Kurze Aufgabe A
Entscheiden Sie für jede der folgenden Aussagen, ob sie mit dem Text über Corona und die Arbeitswelt übereinstimmt, und belegen Sie Ihr Ja oder Nein mit einem wörtlichen Zitat aus dem Text. (i) Lernen beginnt vor allem am Rand der Komfortzone. (ii) Die aktuelle Lage ist frei von existenzieller Sorge. (iii) Viele erhoffen sich einen Schub für agile Organisation und Führung.
Kurze Aufgabe B
Führen Sie den Text über Corona und die Arbeitswelt im Anschluss an seinen letzten Satz weiter.

Textabschnitt
+++++

Und wenn Corona Arbeitsproduktivität und die Humanisierung der Arbeit womöglich versöhnen hilft ...?

Corona Arbeitsproduktivität versöhnt die Humanisierung der Arbeit

In Abwandlung eines berühmt-berüchtigten Motivationsspruchs, gemäß dem Leben am Ende der Komfortzone beginnt, könnte man auf jeden Fall sagen, dass vor allem Lernen am Rand der Komfortzone beginnt, weil man dort nahezu zwangsläufig neue Erfahrungen macht. Insofern ist die aktuelle Situation einerseits sicherlich geprägt von Leid, Ungemach und zahlreichen Anlässen zu auch existenzieller Sorge. Und andererseits sind wir gerade auch in einen riesengroßen Lernraum katapultiert. Ein Lernraum, bei dessen Verlassen die Arbeitswelt vieler Menschen - hoffentlich - nicht mehr genau die gleiche sein wird, wie vor einigen Wochen. Viele erhoffen sich beispielsweise einen wirksamen Schub für die Konzepte von New Work, agiler Organisation und Führung oder auch der Überwindung von nicht hilfreich erlebten Wirkungen der weitgehenden Ökonomisierung des Lebens. Und wenn Corona Arbeitsproduktivität und die Humanisierung der Arbeit doch versöhnen hilft?

+++++

Datenzeilen
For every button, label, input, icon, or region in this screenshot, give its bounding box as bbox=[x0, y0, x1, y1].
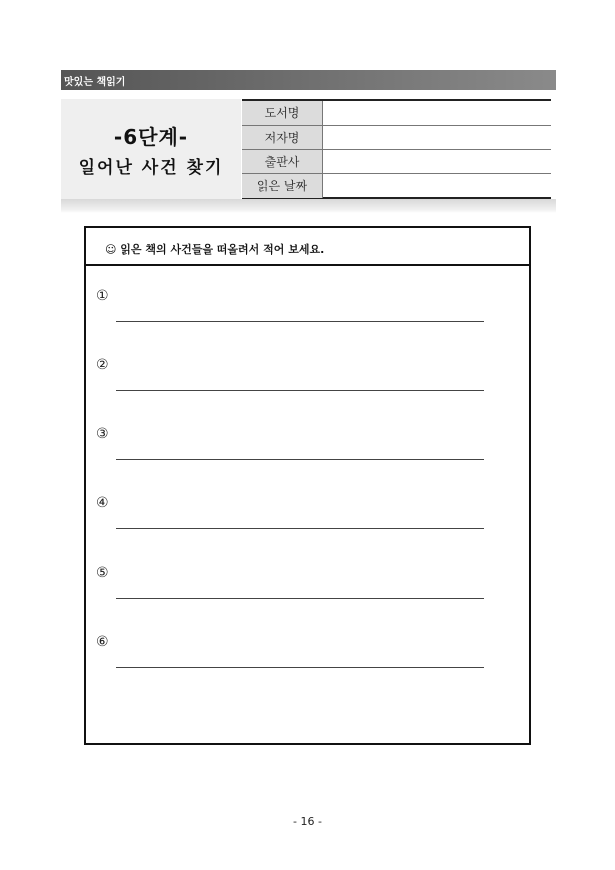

+++++

Lösung A
(i) Ja: „dass vor allem Lernen am Rand der Komfortzone beginnt“
(ii) Nein: „geprägt von Leid, Ungemach und zahlreichen Anlässen zu auch existenzieller Sorge“
(iii) Ja: „Viele erhoffen sich beispielsweise einen wirksamen Schub für die Konzepte von New Work, agiler Organisation und Führung“

Lösung B
Ein kleines und feines Beispiel ist die plötzlich flächendeckend mögliche Nutzung des Home-Offices oder besser remote Work. Noch vor kurzem scheiterte vielfach die Arbeit zu Hause wahlweise an angeblichen technischen Restriktionen oder dem vorgeblichen Bedürfnis, die Menschen vor Selbstausbeutung zu schützen. Und nun stellt sich heraus, dass die Technik nach erstem Überwinden von Anfangsfremdeln - auch von Arbeitgeberseite - gar kein Problem darstellt und die zwangsbeglückten Heimarbeiter ganz gut auf sich selbst aufpassen können sowie durchaus produktiv dabei sind. Womöglich stehen auch bei diesem Aspekt der hilfreicheren Gestaltung menschlicher Arbeit eher Themen wie Führungsverständnis, Menschenbild, Kontroll-Hybris und fehlendes Vertrauen statt Technikherausforderungen im Weg. Jedenfalls mache gerade viele Menschen viele durchaus überraschende Beobachtungen.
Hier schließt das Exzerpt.